## Begin DATA EXCERPTS
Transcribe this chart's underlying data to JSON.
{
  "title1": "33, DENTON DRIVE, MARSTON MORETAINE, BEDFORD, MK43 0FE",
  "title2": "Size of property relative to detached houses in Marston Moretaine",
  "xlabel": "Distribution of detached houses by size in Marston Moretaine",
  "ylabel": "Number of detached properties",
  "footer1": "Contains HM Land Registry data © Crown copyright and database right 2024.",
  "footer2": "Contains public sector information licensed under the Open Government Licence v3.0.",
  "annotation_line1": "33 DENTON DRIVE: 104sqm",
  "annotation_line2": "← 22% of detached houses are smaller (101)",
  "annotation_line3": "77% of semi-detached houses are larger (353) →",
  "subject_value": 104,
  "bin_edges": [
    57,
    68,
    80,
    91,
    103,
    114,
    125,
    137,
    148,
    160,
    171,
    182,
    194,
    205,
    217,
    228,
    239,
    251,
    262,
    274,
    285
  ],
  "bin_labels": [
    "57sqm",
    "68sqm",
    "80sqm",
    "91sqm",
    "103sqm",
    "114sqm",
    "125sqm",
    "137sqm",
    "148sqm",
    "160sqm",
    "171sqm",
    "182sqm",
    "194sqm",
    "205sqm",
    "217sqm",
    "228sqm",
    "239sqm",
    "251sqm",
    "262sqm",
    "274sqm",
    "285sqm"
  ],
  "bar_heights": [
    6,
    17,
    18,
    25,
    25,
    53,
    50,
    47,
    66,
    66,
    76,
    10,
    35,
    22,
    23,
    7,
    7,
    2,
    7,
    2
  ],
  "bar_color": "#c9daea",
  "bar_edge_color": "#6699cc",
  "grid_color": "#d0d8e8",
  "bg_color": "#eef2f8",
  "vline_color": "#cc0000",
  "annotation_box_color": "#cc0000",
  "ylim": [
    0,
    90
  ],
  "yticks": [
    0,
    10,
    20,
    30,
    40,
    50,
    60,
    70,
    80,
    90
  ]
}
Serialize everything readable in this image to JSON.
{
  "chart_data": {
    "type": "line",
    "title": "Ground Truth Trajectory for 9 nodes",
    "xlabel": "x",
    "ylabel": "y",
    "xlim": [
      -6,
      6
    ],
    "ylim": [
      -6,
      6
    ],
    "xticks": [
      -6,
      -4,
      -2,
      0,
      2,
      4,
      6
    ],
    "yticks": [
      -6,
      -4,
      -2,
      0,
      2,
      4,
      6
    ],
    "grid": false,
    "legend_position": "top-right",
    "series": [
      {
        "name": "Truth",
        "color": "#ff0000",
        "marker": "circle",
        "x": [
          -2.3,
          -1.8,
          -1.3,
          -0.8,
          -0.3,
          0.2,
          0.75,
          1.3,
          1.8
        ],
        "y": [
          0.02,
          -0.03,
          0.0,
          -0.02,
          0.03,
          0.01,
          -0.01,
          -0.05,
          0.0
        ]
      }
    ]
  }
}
## End DATA EXCERPTS
Reproduce, exactly and with nothing added, the lines from the one that includes "Serialize everything readable" through the last line of the material.

## EXERCISE RESPONSE:
Serialize everything readable in this image to JSON.
{
  "chart_data": {
    "type": "line",
    "title": "Ground Truth Trajectory for 9 nodes",
    "xlabel": "x",
    "ylabel": "y",
    "xlim": [
      -6,
      6
    ],
    "ylim": [
      -6,
      6
    ],
    "xticks": [
      -6,
      -4,
      -2,
      0,
      2,
      4,
      6
    ],
    "yticks": [
      -6,
      -4,
      -2,
      0,
      2,
      4,
      6
    ],
    "grid": false,
    "legend_position": "top-right",
    "series": [
      {
        "name": "Truth",
        "color": "#ff0000",
        "marker": "circle",
        "x": [
          -2.3,
          -1.8,
          -1.3,
          -0.8,
          -0.3,
          0.2,
          0.75,
          1.3,
          1.8
        ],
        "y": [
          0.02,
          -0.03,
          0.0,
          -0.02,
          0.03,
          0.01,
          -0.01,
          -0.05,
          0.0
        ]
      }
    ]
  }
}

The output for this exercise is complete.